==== Texto proporcionado

«Entonces lo escupieron en el rostro y le dieron puñetazos; y otros lo abofeteaban» (Mateo 26: 67).
«Le golpeaban en la cabeza con una caña» (Marcos 15: 19).
«Vendándole los ojos, le golpeaban el rostro» (Lucas 22: 64).
Nada hay más cruel que someter a un ser humano a la tortura. Jesús fue maltratado y martirizado por sus captores y vilmente azotado por orden de Pilato (ver Juan 19: 1). Fue sometido, en suma, a lo que hoy se podría llamar «tortura gratuita», es decir, totalmente injustificada incluso por los criterios con los que se la justifica a veces, alegando la necesidad de obtener información o de conseguir «pruebas» para esclarecer un delito.
Para un creyente la tortura jamás es justificable. El deber sagrado de tratar a los demás como deseamos ser tratados (ver Mat. 7: 12; 22: 39) excluye todos los medios destinados a hacer sufrir, pues todos ellos violan los más esenciales derechos humanos.

========
==== Entradas proporcionadas

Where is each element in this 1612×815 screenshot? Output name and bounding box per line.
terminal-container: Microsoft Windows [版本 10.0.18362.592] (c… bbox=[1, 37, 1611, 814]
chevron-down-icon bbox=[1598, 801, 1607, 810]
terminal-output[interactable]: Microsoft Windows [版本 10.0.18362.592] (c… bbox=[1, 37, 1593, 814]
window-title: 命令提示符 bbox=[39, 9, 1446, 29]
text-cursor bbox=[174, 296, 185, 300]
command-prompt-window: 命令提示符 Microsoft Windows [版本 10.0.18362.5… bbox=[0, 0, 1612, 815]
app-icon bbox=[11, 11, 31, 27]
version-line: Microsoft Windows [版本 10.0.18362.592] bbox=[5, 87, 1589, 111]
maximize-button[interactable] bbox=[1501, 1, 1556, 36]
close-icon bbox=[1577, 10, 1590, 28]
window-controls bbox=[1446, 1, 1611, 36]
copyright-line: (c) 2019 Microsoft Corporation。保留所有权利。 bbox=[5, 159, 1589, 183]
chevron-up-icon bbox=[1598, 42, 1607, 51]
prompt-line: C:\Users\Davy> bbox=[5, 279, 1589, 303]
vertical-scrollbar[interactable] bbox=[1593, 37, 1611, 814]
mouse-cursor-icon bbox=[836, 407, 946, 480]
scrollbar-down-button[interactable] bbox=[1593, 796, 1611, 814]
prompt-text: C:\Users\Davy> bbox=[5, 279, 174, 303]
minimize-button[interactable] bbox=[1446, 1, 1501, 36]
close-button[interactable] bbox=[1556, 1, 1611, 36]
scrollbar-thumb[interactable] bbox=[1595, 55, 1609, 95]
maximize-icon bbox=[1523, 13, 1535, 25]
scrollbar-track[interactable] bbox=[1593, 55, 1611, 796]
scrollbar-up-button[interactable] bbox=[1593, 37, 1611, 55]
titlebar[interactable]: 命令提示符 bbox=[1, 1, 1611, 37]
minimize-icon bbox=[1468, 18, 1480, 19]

========

--- Consigna de trabajo ---
Pasa al inglés esta oración del texto sobre la tortura de Jesús: «Nada hay más cruel que someter a un ser humano a la tortura.» Las líneas no guardan ninguna relación con el texto.

--- Resultado del ejercicio ---
Nothing is crueler than subjecting a human being to torture.